● Exercise aim
Copy out each line containing "Styles" from the entries below.
--- Start of Data section ---
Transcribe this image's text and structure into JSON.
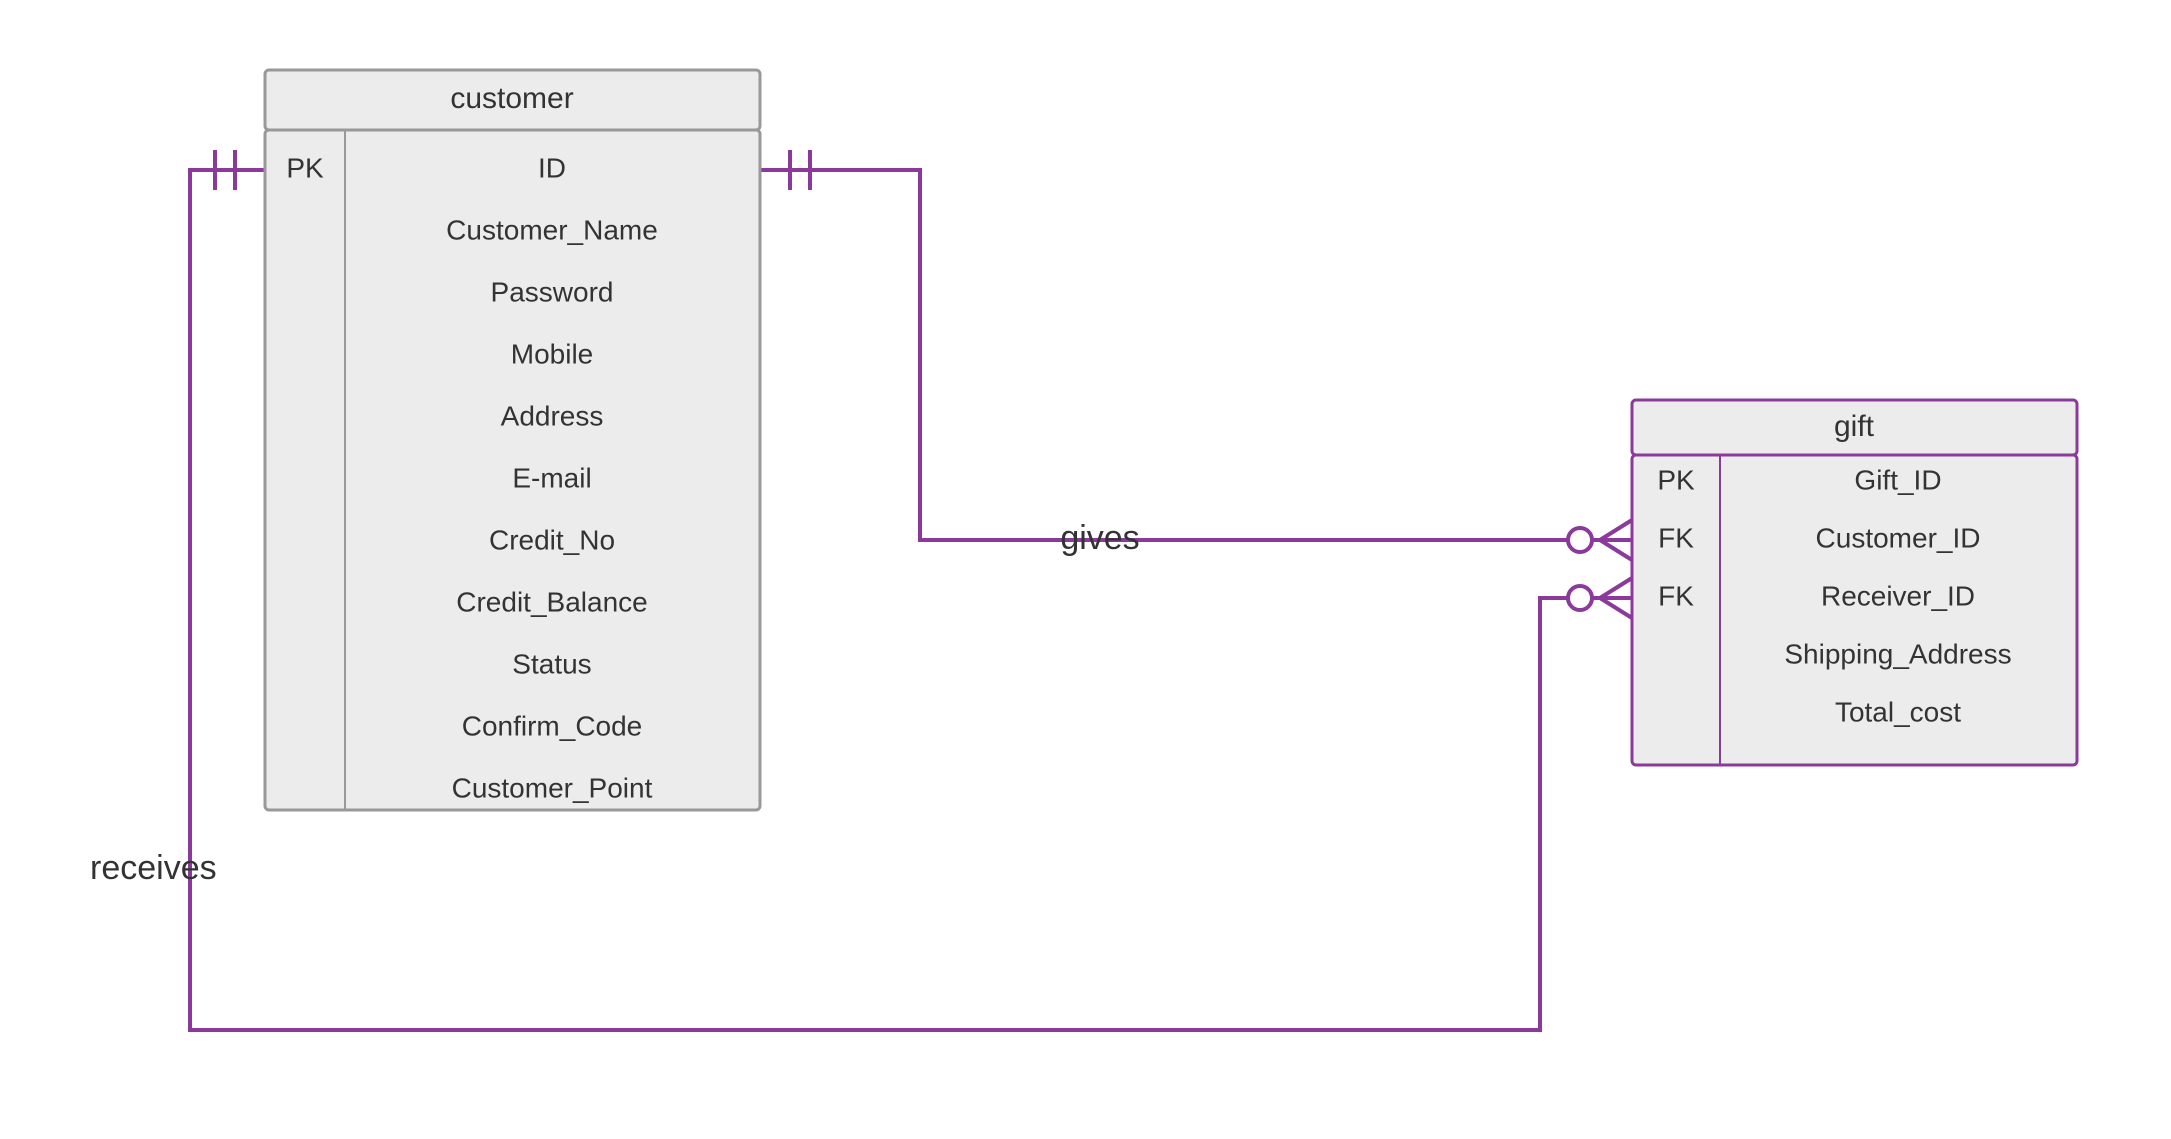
{
  "entities": {
    "customer": {
      "title": "customer",
      "attributes": [
        {
          "key": "PK",
          "name": "ID"
        },
        {
          "key": "",
          "name": "Customer_Name"
        },
        {
          "key": "",
          "name": "Password"
        },
        {
          "key": "",
          "name": "Mobile"
        },
        {
          "key": "",
          "name": "Address"
        },
        {
          "key": "",
          "name": "E-mail"
        },
        {
          "key": "",
          "name": "Credit_No"
        },
        {
          "key": "",
          "name": "Credit_Balance"
        },
        {
          "key": "",
          "name": "Status"
        },
        {
          "key": "",
          "name": "Confirm_Code"
        },
        {
          "key": "",
          "name": "Customer_Point"
        }
      ]
    },
    "gift": {
      "title": "gift",
      "attributes": [
        {
          "key": "PK",
          "name": "Gift_ID"
        },
        {
          "key": "FK",
          "name": "Customer_ID"
        },
        {
          "key": "FK",
          "name": "Receiver_ID"
        },
        {
          "key": "",
          "name": "Shipping_Address"
        },
        {
          "key": "",
          "name": "Total_cost"
        }
      ]
    }
  },
  "relationships": {
    "gives": {
      "label": "gives"
    },
    "receives": {
      "label": "receives"
    }
  }
}
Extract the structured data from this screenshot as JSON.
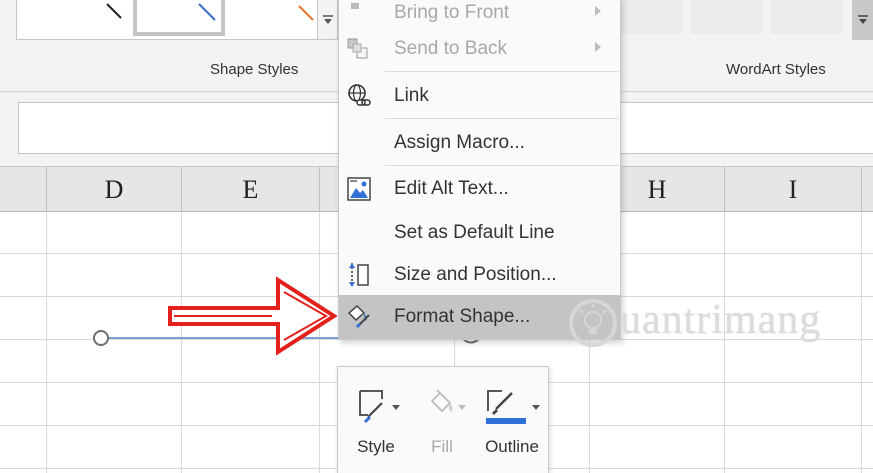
{
  "ribbon": {
    "shape_styles_label": "Shape Styles",
    "wordart_styles_label": "WordArt Styles"
  },
  "columns": [
    "D",
    "E",
    "H",
    "I"
  ],
  "context_menu": {
    "items": [
      {
        "label": "Bring to Front",
        "icon": "bring-to-front-icon",
        "state": "disabled",
        "submenu": true
      },
      {
        "label": "Send to Back",
        "icon": "send-to-back-icon",
        "state": "disabled",
        "submenu": true
      },
      {
        "label": "Link",
        "icon": "link-globe-icon",
        "state": "enabled",
        "submenu": false
      },
      {
        "label": "Assign Macro...",
        "icon": "",
        "state": "enabled",
        "submenu": false
      },
      {
        "label": "Edit Alt Text...",
        "icon": "alt-text-icon",
        "state": "enabled",
        "submenu": false
      },
      {
        "label": "Set as Default Line",
        "icon": "",
        "state": "enabled",
        "submenu": false
      },
      {
        "label": "Size and Position...",
        "icon": "size-position-icon",
        "state": "enabled",
        "submenu": false
      },
      {
        "label": "Format Shape...",
        "icon": "format-shape-icon",
        "state": "highlighted",
        "submenu": false
      }
    ]
  },
  "mini_toolbar": {
    "style_label": "Style",
    "fill_label": "Fill",
    "outline_label": "Outline"
  },
  "watermark": {
    "text": "uantrimang"
  },
  "colors": {
    "outline_accent": "#2f6fd6",
    "arrow_red": "#e3201b",
    "line_shape": "#7b9fd4"
  }
}
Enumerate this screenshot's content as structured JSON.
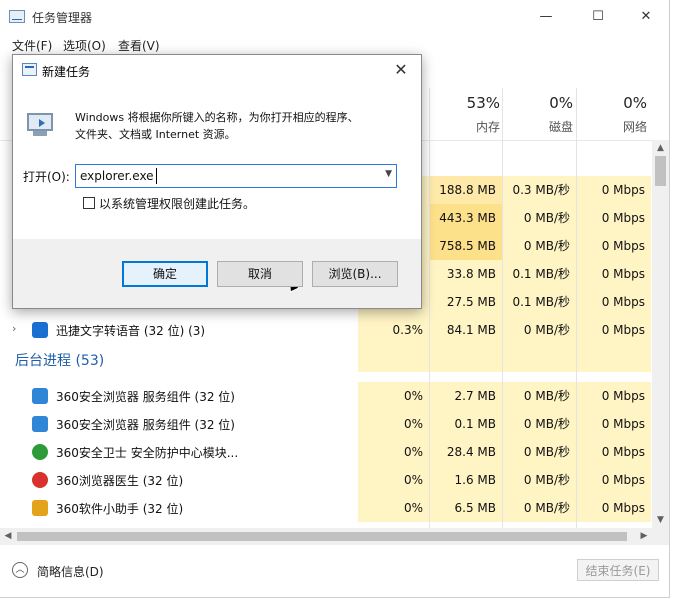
{
  "window": {
    "title": "任务管理器",
    "controls": {
      "minimize": "—",
      "maximize": "☐",
      "close": "✕"
    }
  },
  "menu": [
    "文件(F)",
    "选项(O)",
    "查看(V)"
  ],
  "columns": [
    {
      "pct": "53%",
      "label": "内存"
    },
    {
      "pct": "0%",
      "label": "磁盘"
    },
    {
      "pct": "0%",
      "label": "网络"
    }
  ],
  "top_rows": [
    {
      "cpu": "",
      "mem": "188.8 MB",
      "disk": "0.3 MB/秒",
      "net": "0 Mbps"
    },
    {
      "cpu": "",
      "mem": "443.3 MB",
      "disk": "0 MB/秒",
      "net": "0 Mbps"
    },
    {
      "cpu": "",
      "mem": "758.5 MB",
      "disk": "0 MB/秒",
      "net": "0 Mbps"
    },
    {
      "cpu": "",
      "mem": "33.8 MB",
      "disk": "0.1 MB/秒",
      "net": "0 Mbps"
    },
    {
      "cpu": "",
      "mem": "27.5 MB",
      "disk": "0.1 MB/秒",
      "net": "0 Mbps"
    },
    {
      "name": "迅捷文字转语音 (32 位) (3)",
      "cpu": "0.3%",
      "mem": "84.1 MB",
      "disk": "0 MB/秒",
      "net": "0 Mbps"
    }
  ],
  "background_section": {
    "title": "后台进程 (53)"
  },
  "bg_rows": [
    {
      "name": "360安全浏览器 服务组件 (32 位)",
      "cpu": "0%",
      "mem": "2.7 MB",
      "disk": "0 MB/秒",
      "net": "0 Mbps"
    },
    {
      "name": "360安全浏览器 服务组件 (32 位)",
      "cpu": "0%",
      "mem": "0.1 MB",
      "disk": "0 MB/秒",
      "net": "0 Mbps"
    },
    {
      "name": "360安全卫士 安全防护中心模块...",
      "cpu": "0%",
      "mem": "28.4 MB",
      "disk": "0 MB/秒",
      "net": "0 Mbps"
    },
    {
      "name": "360浏览器医生 (32 位)",
      "cpu": "0%",
      "mem": "1.6 MB",
      "disk": "0 MB/秒",
      "net": "0 Mbps"
    },
    {
      "name": "360软件小助手 (32 位)",
      "cpu": "0%",
      "mem": "6.5 MB",
      "disk": "0 MB/秒",
      "net": "0 Mbps"
    }
  ],
  "footer": {
    "fewer_details": "简略信息(D)",
    "end_task": "结束任务(E)"
  },
  "dialog": {
    "title": "新建任务",
    "description_line1": "Windows 将根据你所键入的名称，为你打开相应的程序、",
    "description_line2": "文件夹、文档或 Internet 资源。",
    "open_label": "打开(O):",
    "open_value": "explorer.exe",
    "admin_checkbox_label": "以系统管理权限创建此任务。",
    "admin_checked": false,
    "ok": "确定",
    "cancel": "取消",
    "browse": "浏览(B)..."
  },
  "icons": {
    "app": "task-manager-icon",
    "run": "run-dialog-icon",
    "row_colors": [
      "#1b6fd1",
      "#2f86d6",
      "#2f86d6",
      "#2f9a3a",
      "#d9312b",
      "#e3a31a"
    ]
  }
}
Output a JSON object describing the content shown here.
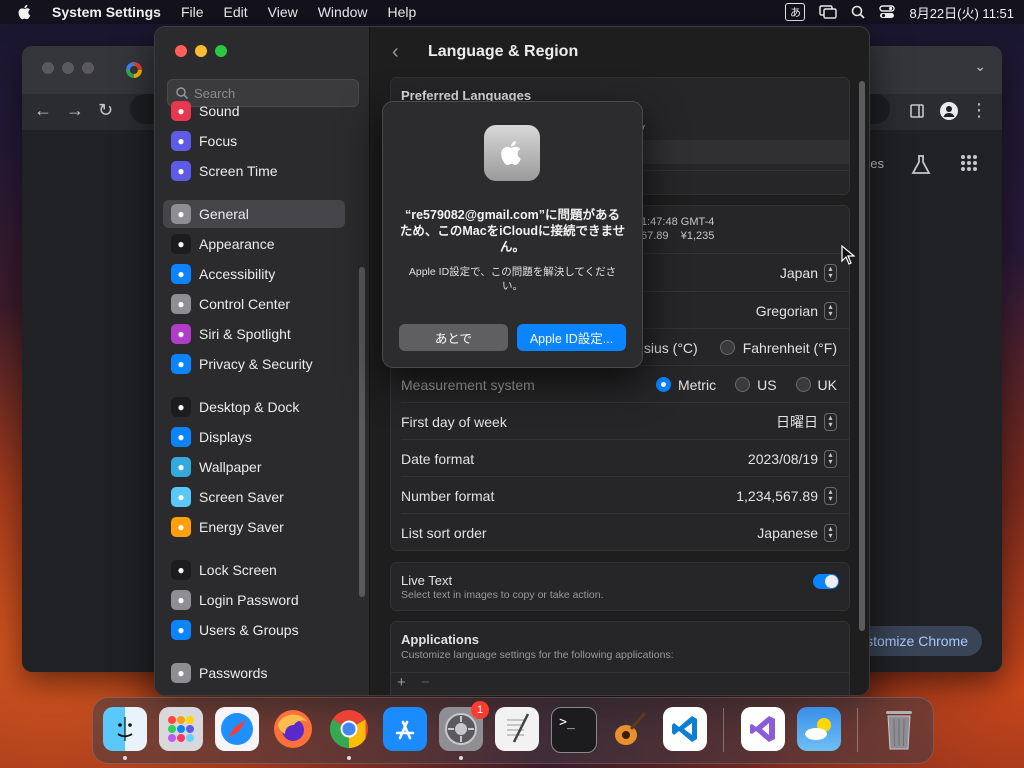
{
  "menubar": {
    "app_name": "System Settings",
    "menus": [
      "File",
      "Edit",
      "View",
      "Window",
      "Help"
    ],
    "input_method": "あ",
    "datetime": "8月22日(火) 11:51"
  },
  "chrome": {
    "partial_text": "ges",
    "customize_label": "ustomize Chrome"
  },
  "settings": {
    "search_placeholder": "Search",
    "sidebar": [
      {
        "label": "Sound",
        "icon": "speaker-icon",
        "color": "#e8384f"
      },
      {
        "label": "Focus",
        "icon": "moon-icon",
        "color": "#5e5ce6"
      },
      {
        "label": "Screen Time",
        "icon": "hourglass-icon",
        "color": "#5e5ce6"
      },
      {
        "label": "General",
        "icon": "gear-icon",
        "color": "#8e8e93",
        "selected": true
      },
      {
        "label": "Appearance",
        "icon": "appearance-icon",
        "color": "#1c1c1e"
      },
      {
        "label": "Accessibility",
        "icon": "accessibility-icon",
        "color": "#0a84ff"
      },
      {
        "label": "Control Center",
        "icon": "control-center-icon",
        "color": "#8e8e93"
      },
      {
        "label": "Siri & Spotlight",
        "icon": "siri-icon",
        "color": "#b03cc8"
      },
      {
        "label": "Privacy & Security",
        "icon": "hand-icon",
        "color": "#0a84ff"
      },
      {
        "label": "Desktop & Dock",
        "icon": "dock-icon",
        "color": "#1c1c1e"
      },
      {
        "label": "Displays",
        "icon": "sun-icon",
        "color": "#0a84ff"
      },
      {
        "label": "Wallpaper",
        "icon": "wallpaper-icon",
        "color": "#34aadc"
      },
      {
        "label": "Screen Saver",
        "icon": "screensaver-icon",
        "color": "#5ac8fa"
      },
      {
        "label": "Energy Saver",
        "icon": "bulb-icon",
        "color": "#ff9f0a"
      },
      {
        "label": "Lock Screen",
        "icon": "lock-icon",
        "color": "#1c1c1e"
      },
      {
        "label": "Login Password",
        "icon": "padlock-icon",
        "color": "#8e8e93"
      },
      {
        "label": "Users & Groups",
        "icon": "users-icon",
        "color": "#0a84ff"
      },
      {
        "label": "Passwords",
        "icon": "key-icon",
        "color": "#8e8e93"
      }
    ],
    "title": "Language & Region",
    "preferred_languages": "Preferred Languages",
    "partial_ary": "ary",
    "partial_time": "1:47:48 GMT-4",
    "partial_numbers": "67.89    ¥1,235",
    "region_value": "Japan",
    "calendar_value": "Gregorian",
    "temp_celsius": "Celsius (°C)",
    "temp_fahrenheit": "Fahrenheit (°F)",
    "measurement_label": "Measurement system",
    "measurement_options": [
      "Metric",
      "US",
      "UK"
    ],
    "first_day_label": "First day of week",
    "first_day_value": "日曜日",
    "date_format_label": "Date format",
    "date_format_value": "2023/08/19",
    "number_format_label": "Number format",
    "number_format_value": "1,234,567.89",
    "sort_order_label": "List sort order",
    "sort_order_value": "Japanese",
    "live_text_title": "Live Text",
    "live_text_desc": "Select text in images to copy or take action.",
    "applications_title": "Applications",
    "applications_desc": "Customize language settings for the following applications:",
    "add_btn": "+",
    "remove_btn": "−"
  },
  "alert": {
    "title": "“re579082@gmail.com”に問題があるため、このMacをiCloudに接続できません。",
    "message": "Apple ID設定で、この問題を解決してください。",
    "later_label": "あとで",
    "settings_label": "Apple ID設定..."
  },
  "dock": {
    "badge_count": "1"
  }
}
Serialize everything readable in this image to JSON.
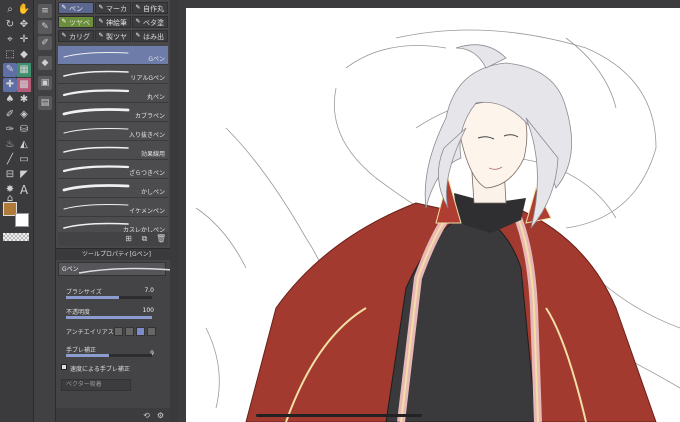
{
  "subtool_tabs": [
    {
      "label": "ペン",
      "active": true
    },
    {
      "label": "マーカ",
      "active": false
    },
    {
      "label": "自作丸",
      "active": false
    },
    {
      "label": "ツヤベ",
      "active": true
    },
    {
      "label": "神絵筆",
      "active": false
    },
    {
      "label": "ベタ塗",
      "active": false
    },
    {
      "label": "カリグ",
      "active": false
    },
    {
      "label": "製ツヤ",
      "active": false
    },
    {
      "label": "はみ出",
      "active": false
    }
  ],
  "brushes": [
    {
      "name": "Gペン",
      "selected": true
    },
    {
      "name": "リアルGペン",
      "selected": false
    },
    {
      "name": "丸ペン",
      "selected": false
    },
    {
      "name": "カブラペン",
      "selected": false
    },
    {
      "name": "入り抜きペン",
      "selected": false
    },
    {
      "name": "効果線用",
      "selected": false
    },
    {
      "name": "ざらつきペン",
      "selected": false
    },
    {
      "name": "かしペン",
      "selected": false
    },
    {
      "name": "イケメンペン",
      "selected": false
    },
    {
      "name": "カスレかしペン",
      "selected": false
    }
  ],
  "tool_property": {
    "header": "ツールプロパティ[Gペン]",
    "preview_label": "Gペン",
    "brush_size_label": "ブラシサイズ",
    "brush_size_value": "7.0",
    "brush_size_fraction": 0.62,
    "opacity_label": "不透明度",
    "opacity_value": "100",
    "opacity_fraction": 1.0,
    "antialias_label": "アンチエイリアス",
    "stabilization_label": "手ブレ補正",
    "stabilization_value": "9",
    "stabilization_fraction": 0.5,
    "speed_stab_label": "速度による手ブレ補正",
    "speed_stab_checked": true,
    "vector_snap_label": "ベクター吸着"
  },
  "colors": {
    "main_color": "#b07a3a",
    "sub_color": "#ffffff",
    "accent": "#5c6790"
  },
  "canvas": {
    "subject": "anime-style illustration: silver-haired man in red and black jacket lying on a pillow"
  }
}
--- End of Data section ---
● Answer to the problem
    "shape_styles_label": "Shape Styles",
    "wordart_styles_label": "WordArt Styles"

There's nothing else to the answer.